## Direction:
Your task is to retype each line of the data below exactly.

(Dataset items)
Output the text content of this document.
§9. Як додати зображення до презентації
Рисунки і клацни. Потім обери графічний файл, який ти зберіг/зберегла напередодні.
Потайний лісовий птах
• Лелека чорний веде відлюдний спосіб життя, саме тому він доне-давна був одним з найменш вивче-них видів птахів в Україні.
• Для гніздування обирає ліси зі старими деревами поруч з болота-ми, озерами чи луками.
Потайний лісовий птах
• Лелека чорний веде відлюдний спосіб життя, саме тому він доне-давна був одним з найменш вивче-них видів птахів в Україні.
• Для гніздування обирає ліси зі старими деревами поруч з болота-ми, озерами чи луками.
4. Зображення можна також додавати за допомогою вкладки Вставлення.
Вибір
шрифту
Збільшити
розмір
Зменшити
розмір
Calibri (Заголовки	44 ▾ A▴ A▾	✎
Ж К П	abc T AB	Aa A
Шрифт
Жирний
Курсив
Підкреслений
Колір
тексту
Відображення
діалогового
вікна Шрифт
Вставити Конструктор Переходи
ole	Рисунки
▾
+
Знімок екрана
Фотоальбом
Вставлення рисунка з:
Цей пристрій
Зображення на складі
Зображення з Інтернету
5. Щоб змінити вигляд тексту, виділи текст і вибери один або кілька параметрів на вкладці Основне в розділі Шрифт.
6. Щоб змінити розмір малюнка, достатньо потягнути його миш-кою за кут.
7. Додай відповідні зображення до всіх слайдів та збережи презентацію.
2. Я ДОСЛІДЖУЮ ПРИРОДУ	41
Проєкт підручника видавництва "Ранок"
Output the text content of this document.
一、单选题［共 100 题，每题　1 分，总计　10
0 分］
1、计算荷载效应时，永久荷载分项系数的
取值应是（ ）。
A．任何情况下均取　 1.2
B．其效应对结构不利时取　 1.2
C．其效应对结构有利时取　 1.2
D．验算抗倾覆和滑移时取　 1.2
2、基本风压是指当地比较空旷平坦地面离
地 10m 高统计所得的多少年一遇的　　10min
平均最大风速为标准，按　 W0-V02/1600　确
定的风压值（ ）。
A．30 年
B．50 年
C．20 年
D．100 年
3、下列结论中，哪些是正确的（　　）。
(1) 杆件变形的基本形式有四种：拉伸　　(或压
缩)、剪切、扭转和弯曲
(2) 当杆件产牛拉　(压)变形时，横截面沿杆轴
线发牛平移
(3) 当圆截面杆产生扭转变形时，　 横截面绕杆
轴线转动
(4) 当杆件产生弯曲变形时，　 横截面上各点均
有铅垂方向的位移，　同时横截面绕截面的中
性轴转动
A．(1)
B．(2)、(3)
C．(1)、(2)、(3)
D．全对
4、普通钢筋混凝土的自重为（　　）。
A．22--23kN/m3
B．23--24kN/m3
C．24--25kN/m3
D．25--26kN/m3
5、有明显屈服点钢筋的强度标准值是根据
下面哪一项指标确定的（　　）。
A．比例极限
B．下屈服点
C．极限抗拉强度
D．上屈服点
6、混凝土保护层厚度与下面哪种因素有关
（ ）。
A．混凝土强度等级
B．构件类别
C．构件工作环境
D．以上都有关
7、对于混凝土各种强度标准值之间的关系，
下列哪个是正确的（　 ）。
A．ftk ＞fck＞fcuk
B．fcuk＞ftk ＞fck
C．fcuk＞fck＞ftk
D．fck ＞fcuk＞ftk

## Solution to this task:
Output the text content of this document.
§9. Як додати зображення до презентації
Рисунки і клацни. Потім обери графічний файл, який ти зберіг/зберегла напередодні.
Потайний лісовий птах
• Лелека чорний веде відлюдний спосіб життя, саме тому він доне-давна був одним з найменш вивче-них видів птахів в Україні.
• Для гніздування обирає ліси зі старими деревами поруч з болота-ми, озерами чи луками.
Потайний лісовий птах
• Лелека чорний веде відлюдний спосіб життя, саме тому він доне-давна був одним з найменш вивче-них видів птахів в Україні.
• Для гніздування обирає ліси зі старими деревами поруч з болота-ми, озерами чи луками.
4. Зображення можна також додавати за допомогою вкладки Вставлення.
Вибір
шрифту
Збільшити
розмір
Зменшити
розмір
Calibri (Заголовки	44 ▾ A▴ A▾	✎
Ж К П	abc T AB	Aa A
Шрифт
Жирний
Курсив
Підкреслений
Колір
тексту
Відображення
діалогового
вікна Шрифт
Вставити Конструктор Переходи
ole	Рисунки
▾
+
Знімок екрана
Фотоальбом
Вставлення рисунка з:
Цей пристрій
Зображення на складі
Зображення з Інтернету
5. Щоб змінити вигляд тексту, виділи текст і вибери один або кілька параметрів на вкладці Основне в розділі Шрифт.
6. Щоб змінити розмір малюнка, достатньо потягнути його миш-кою за кут.
7. Додай відповідні зображення до всіх слайдів та збережи презентацію.
2. Я ДОСЛІДЖУЮ ПРИРОДУ	41
Проєкт підручника видавництва "Ранок"
Output the text content of this document.
一、单选题［共 100 题，每题　1 分，总计　10
0 分］
1、计算荷载效应时，永久荷载分项系数的
取值应是（ ）。
A．任何情况下均取　 1.2
B．其效应对结构不利时取　 1.2
C．其效应对结构有利时取　 1.2
D．验算抗倾覆和滑移时取　 1.2
2、基本风压是指当地比较空旷平坦地面离
地 10m 高统计所得的多少年一遇的　　10min
平均最大风速为标准，按　 W0-V02/1600　确
定的风压值（ ）。
A．30 年
B．50 年
C．20 年
D．100 年
3、下列结论中，哪些是正确的（　　）。
(1) 杆件变形的基本形式有四种：拉伸　　(或压
缩)、剪切、扭转和弯曲
(2) 当杆件产牛拉　(压)变形时，横截面沿杆轴
线发牛平移
(3) 当圆截面杆产生扭转变形时，　 横截面绕杆
轴线转动
(4) 当杆件产生弯曲变形时，　 横截面上各点均
有铅垂方向的位移，　同时横截面绕截面的中
性轴转动
A．(1)
B．(2)、(3)
C．(1)、(2)、(3)
D．全对
4、普通钢筋混凝土的自重为（　　）。
A．22--23kN/m3
B．23--24kN/m3
C．24--25kN/m3
D．25--26kN/m3
5、有明显屈服点钢筋的强度标准值是根据
下面哪一项指标确定的（　　）。
A．比例极限
B．下屈服点
C．极限抗拉强度
D．上屈服点
6、混凝土保护层厚度与下面哪种因素有关
（ ）。
A．混凝土强度等级
B．构件类别
C．构件工作环境
D．以上都有关
7、对于混凝土各种强度标准值之间的关系，
下列哪个是正确的（　 ）。
A．ftk ＞fck＞fcuk
B．fcuk＞ftk ＞fck
C．fcuk＞fck＞ftk
D．fck ＞fcuk＞ftk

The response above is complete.